# [What you will do]
Output the entries word for word. Omit images.

------------------------

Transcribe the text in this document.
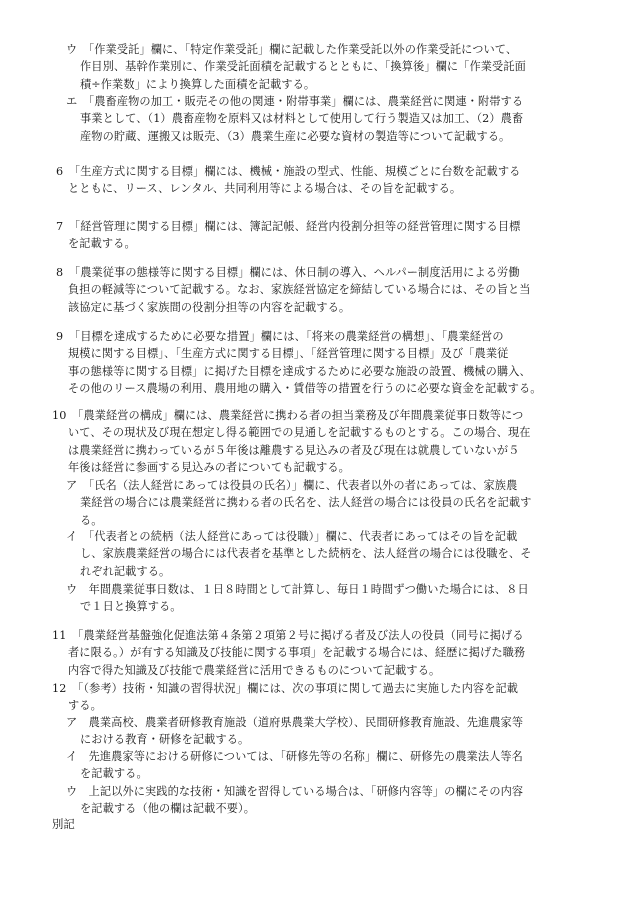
ウ　「作業受託」欄に、「特定作業受託」欄に記載した作業受託以外の作業受託について、
作目別、基幹作業別に、作業受託面積を記載するとともに、「換算後」欄に「作業受託面
積÷作業数」により換算した面積を記載する。
エ　「農畜産物の加工・販売その他の関連・附帯事業」欄には、農業経営に関連・附帯する
事業として、（1）農畜産物を原料又は材料として使用して行う製造又は加工、（2）農畜
産物の貯蔵、運搬又は販売、（3）農業生産に必要な資材の製造等について記載する。
6　「生産方式に関する目標」欄には、機械・施設の型式、性能、規模ごとに台数を記載する
とともに、リース、レンタル、共同利用等による場合は、その旨を記載する。
7　「経営管理に関する目標」欄には、簿記記帳、経営内役割分担等の経営管理に関する目標
を記載する。
8　「農業従事の態様等に関する目標」欄には、休日制の導入、ヘルパー制度活用による労働
負担の軽減等について記載する。なお、家族経営協定を締結している場合には、その旨と当
該協定に基づく家族間の役割分担等の内容を記載する。
9　「目標を達成するために必要な措置」欄には、「将来の農業経営の構想」、「農業経営の
規模に関する目標」、「生産方式に関する目標」、「経営管理に関する目標」及び「農業従
事の態様等に関する目標」に掲げた目標を達成するために必要な施設の設置、機械の購入、
その他のリース農場の利用、農用地の購入・賃借等の措置を行うのに必要な資金を記載する。
10　「農業経営の構成」欄には、農業経営に携わる者の担当業務及び年間農業従事日数等につ
いて、その現状及び現在想定し得る範囲での見通しを記載するものとする。この場合、現在
は農業経営に携わっているが５年後は離農する見込みの者及び現在は就農していないが５
年後は経営に参画する見込みの者についても記載する。
ア　「氏名（法人経営にあっては役員の氏名）」欄に、代表者以外の者にあっては、家族農
業経営の場合には農業経営に携わる者の氏名を、法人経営の場合には役員の氏名を記載す
る。
イ　「代表者との続柄（法人経営にあっては役職）」欄に、代表者にあってはその旨を記載
し、家族農業経営の場合には代表者を基準とした続柄を、法人経営の場合には役職を、そ
れぞれ記載する。
ウ　年間農業従事日数は、１日８時間として計算し、毎日１時間ずつ働いた場合には、８日
で１日と換算する。
11　「農業経営基盤強化促進法第４条第２項第２号に掲げる者及び法人の役員（同号に掲げる
者に限る。）が有する知識及び技能に関する事項」を記載する場合には、経歴に掲げた職務
内容で得た知識及び技能で農業経営に活用できるものについて記載する。
12　「（参考）技術・知識の習得状況」欄には、次の事項に関して過去に実施した内容を記載
する。
ア　農業高校、農業者研修教育施設（道府県農業大学校）、民間研修教育施設、先進農家等
における教育・研修を記載する。
イ　先進農家等における研修については、「研修先等の名称」欄に、研修先の農業法人等名
を記載する。
ウ　上記以外に実践的な技術・知識を習得している場合は、「研修内容等」の欄にその内容
を記載する（他の欄は記載不要）。
別記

------------------------

# [Problem solution]
Transcribe the text in this document.
ウ　「作業受託」欄に、「特定作業受託」欄に記載した作業受託以外の作業受託について、
作目別、基幹作業別に、作業受託面積を記載するとともに、「換算後」欄に「作業受託面
積÷作業数」により換算した面積を記載する。
エ　「農畜産物の加工・販売その他の関連・附帯事業」欄には、農業経営に関連・附帯する
事業として、（1）農畜産物を原料又は材料として使用して行う製造又は加工、（2）農畜
産物の貯蔵、運搬又は販売、（3）農業生産に必要な資材の製造等について記載する。
6　「生産方式に関する目標」欄には、機械・施設の型式、性能、規模ごとに台数を記載する
とともに、リース、レンタル、共同利用等による場合は、その旨を記載する。
7　「経営管理に関する目標」欄には、簿記記帳、経営内役割分担等の経営管理に関する目標
を記載する。
8　「農業従事の態様等に関する目標」欄には、休日制の導入、ヘルパー制度活用による労働
負担の軽減等について記載する。なお、家族経営協定を締結している場合には、その旨と当
該協定に基づく家族間の役割分担等の内容を記載する。
9　「目標を達成するために必要な措置」欄には、「将来の農業経営の構想」、「農業経営の
規模に関する目標」、「生産方式に関する目標」、「経営管理に関する目標」及び「農業従
事の態様等に関する目標」に掲げた目標を達成するために必要な施設の設置、機械の購入、
その他のリース農場の利用、農用地の購入・賃借等の措置を行うのに必要な資金を記載する。
10　「農業経営の構成」欄には、農業経営に携わる者の担当業務及び年間農業従事日数等につ
いて、その現状及び現在想定し得る範囲での見通しを記載するものとする。この場合、現在
は農業経営に携わっているが５年後は離農する見込みの者及び現在は就農していないが５
年後は経営に参画する見込みの者についても記載する。
ア　「氏名（法人経営にあっては役員の氏名）」欄に、代表者以外の者にあっては、家族農
業経営の場合には農業経営に携わる者の氏名を、法人経営の場合には役員の氏名を記載す
る。
イ　「代表者との続柄（法人経営にあっては役職）」欄に、代表者にあってはその旨を記載
し、家族農業経営の場合には代表者を基準とした続柄を、法人経営の場合には役職を、そ
れぞれ記載する。
ウ　年間農業従事日数は、１日８時間として計算し、毎日１時間ずつ働いた場合には、８日
で１日と換算する。
11　「農業経営基盤強化促進法第４条第２項第２号に掲げる者及び法人の役員（同号に掲げる
者に限る。）が有する知識及び技能に関する事項」を記載する場合には、経歴に掲げた職務
内容で得た知識及び技能で農業経営に活用できるものについて記載する。
12　「（参考）技術・知識の習得状況」欄には、次の事項に関して過去に実施した内容を記載
する。
ア　農業高校、農業者研修教育施設（道府県農業大学校）、民間研修教育施設、先進農家等
における教育・研修を記載する。
イ　先進農家等における研修については、「研修先等の名称」欄に、研修先の農業法人等名
を記載する。
ウ　上記以外に実践的な技術・知識を習得している場合は、「研修内容等」の欄にその内容
を記載する（他の欄は記載不要）。
別記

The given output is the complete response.